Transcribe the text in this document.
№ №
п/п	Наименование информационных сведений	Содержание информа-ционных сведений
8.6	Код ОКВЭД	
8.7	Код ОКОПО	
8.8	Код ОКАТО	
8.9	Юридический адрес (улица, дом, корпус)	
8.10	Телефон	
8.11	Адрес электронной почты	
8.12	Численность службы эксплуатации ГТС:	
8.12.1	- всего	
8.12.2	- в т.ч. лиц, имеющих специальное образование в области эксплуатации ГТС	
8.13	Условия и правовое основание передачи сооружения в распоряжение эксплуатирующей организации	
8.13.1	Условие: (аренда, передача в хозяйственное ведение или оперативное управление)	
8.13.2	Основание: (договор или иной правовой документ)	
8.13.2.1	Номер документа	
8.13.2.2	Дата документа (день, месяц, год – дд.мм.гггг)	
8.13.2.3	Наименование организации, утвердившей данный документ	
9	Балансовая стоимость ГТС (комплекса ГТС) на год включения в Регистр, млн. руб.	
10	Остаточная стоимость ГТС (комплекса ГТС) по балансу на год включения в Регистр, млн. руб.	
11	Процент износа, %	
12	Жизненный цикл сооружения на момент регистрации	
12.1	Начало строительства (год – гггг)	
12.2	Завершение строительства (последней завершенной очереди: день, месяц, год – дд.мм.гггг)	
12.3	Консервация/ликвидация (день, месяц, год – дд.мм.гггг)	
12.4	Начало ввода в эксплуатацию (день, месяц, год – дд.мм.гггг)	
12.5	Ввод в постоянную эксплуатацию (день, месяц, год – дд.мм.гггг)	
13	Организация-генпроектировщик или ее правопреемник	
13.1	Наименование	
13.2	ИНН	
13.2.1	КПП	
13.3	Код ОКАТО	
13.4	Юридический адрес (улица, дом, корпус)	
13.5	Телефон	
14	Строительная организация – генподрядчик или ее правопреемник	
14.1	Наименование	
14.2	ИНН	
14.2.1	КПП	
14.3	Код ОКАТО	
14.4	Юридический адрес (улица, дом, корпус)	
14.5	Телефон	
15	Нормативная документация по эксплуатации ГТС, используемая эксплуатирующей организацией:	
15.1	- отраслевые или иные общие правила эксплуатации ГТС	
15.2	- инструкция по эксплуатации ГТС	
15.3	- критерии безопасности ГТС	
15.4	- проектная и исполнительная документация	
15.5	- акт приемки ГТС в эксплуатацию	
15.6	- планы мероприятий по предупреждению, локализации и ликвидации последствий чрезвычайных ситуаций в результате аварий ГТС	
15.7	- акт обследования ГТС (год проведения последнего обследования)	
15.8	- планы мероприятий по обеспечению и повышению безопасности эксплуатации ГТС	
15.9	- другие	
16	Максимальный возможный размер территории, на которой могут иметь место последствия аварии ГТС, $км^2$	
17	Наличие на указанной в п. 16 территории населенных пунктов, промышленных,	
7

— Directions —
Give the number of lines that carry the word "ОКАТО", with nothing added.

— Reply —
3